Spatial annotation records
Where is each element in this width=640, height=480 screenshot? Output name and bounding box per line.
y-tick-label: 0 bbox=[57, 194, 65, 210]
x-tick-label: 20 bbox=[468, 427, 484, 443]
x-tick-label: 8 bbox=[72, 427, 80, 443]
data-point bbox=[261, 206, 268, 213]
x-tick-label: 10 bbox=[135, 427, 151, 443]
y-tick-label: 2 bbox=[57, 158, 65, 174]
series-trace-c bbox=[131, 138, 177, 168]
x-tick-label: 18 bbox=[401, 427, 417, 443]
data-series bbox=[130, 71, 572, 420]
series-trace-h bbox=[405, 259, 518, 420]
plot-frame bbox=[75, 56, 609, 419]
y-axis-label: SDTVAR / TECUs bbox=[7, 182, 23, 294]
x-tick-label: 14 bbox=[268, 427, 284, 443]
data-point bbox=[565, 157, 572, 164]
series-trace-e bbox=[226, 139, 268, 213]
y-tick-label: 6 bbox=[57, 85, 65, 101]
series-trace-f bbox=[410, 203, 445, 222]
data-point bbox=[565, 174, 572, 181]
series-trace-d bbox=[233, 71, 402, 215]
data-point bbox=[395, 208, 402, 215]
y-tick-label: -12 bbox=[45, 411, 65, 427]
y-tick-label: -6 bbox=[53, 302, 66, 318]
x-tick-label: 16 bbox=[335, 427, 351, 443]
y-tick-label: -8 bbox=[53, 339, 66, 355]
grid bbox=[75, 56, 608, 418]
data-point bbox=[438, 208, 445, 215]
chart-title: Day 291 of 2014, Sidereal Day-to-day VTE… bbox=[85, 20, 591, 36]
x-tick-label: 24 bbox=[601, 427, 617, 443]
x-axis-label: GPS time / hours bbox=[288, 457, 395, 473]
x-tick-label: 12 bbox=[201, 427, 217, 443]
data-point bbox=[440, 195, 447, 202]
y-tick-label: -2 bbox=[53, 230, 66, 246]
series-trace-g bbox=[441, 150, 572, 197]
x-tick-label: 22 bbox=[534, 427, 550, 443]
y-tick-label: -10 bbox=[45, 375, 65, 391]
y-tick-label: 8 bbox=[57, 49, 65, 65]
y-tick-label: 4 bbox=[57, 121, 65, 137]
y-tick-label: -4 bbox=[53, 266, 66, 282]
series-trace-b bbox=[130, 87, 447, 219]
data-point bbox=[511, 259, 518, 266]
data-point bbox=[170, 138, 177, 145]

# What you will do:
Arrange the stretch of the records from the start through the line containing "chart-title: Day 291" into a Markdown table with two columns, No. and Text, giving each line its row number and skipping blank lines.

# Correct response:
| No. | Text |
|---|---|
| 1 | Where is each element in this width=640, height=480 screenshot? Output name and bounding box per line. |
| 2 | y-tick-label: 0 bbox=[57, 194, 65, 210] |
| 3 | x-tick-label: 20 bbox=[468, 427, 484, 443] |
| 4 | x-tick-label: 8 bbox=[72, 427, 80, 443] |
| 5 | data-point bbox=[261, 206, 268, 213] |
| 6 | x-tick-label: 10 bbox=[135, 427, 151, 443] |
| 7 | y-tick-label: 2 bbox=[57, 158, 65, 174] |
| 8 | series-trace-c bbox=[131, 138, 177, 168] |
| 9 | x-tick-label: 18 bbox=[401, 427, 417, 443] |
| 10 | data-series bbox=[130, 71, 572, 420] |
| 11 | series-trace-h bbox=[405, 259, 518, 420] |
| 12 | plot-frame bbox=[75, 56, 609, 419] |
| 13 | y-axis-label: SDTVAR / TECUs bbox=[7, 182, 23, 294] |
| 14 | x-tick-label: 14 bbox=[268, 427, 284, 443] |
| 15 | data-point bbox=[565, 157, 572, 164] |
| 16 | series-trace-e bbox=[226, 139, 268, 213] |
| 17 | y-tick-label: 6 bbox=[57, 85, 65, 101] |
| 18 | series-trace-f bbox=[410, 203, 445, 222] |
| 19 | data-point bbox=[565, 174, 572, 181] |
| 20 | series-trace-d bbox=[233, 71, 402, 215] |
| 21 | data-point bbox=[395, 208, 402, 215] |
| 22 | y-tick-label: -12 bbox=[45, 411, 65, 427] |
| 23 | y-tick-label: -6 bbox=[53, 302, 66, 318] |
| 24 | x-tick-label: 16 bbox=[335, 427, 351, 443] |
| 25 | y-tick-label: -8 bbox=[53, 339, 66, 355] |
| 26 | grid bbox=[75, 56, 608, 418] |
| 27 | data-point bbox=[438, 208, 445, 215] |
| 28 | chart-title: Day 291 of 2014, Sidereal Day-to-day VTE… bbox=[85, 20, 591, 36] |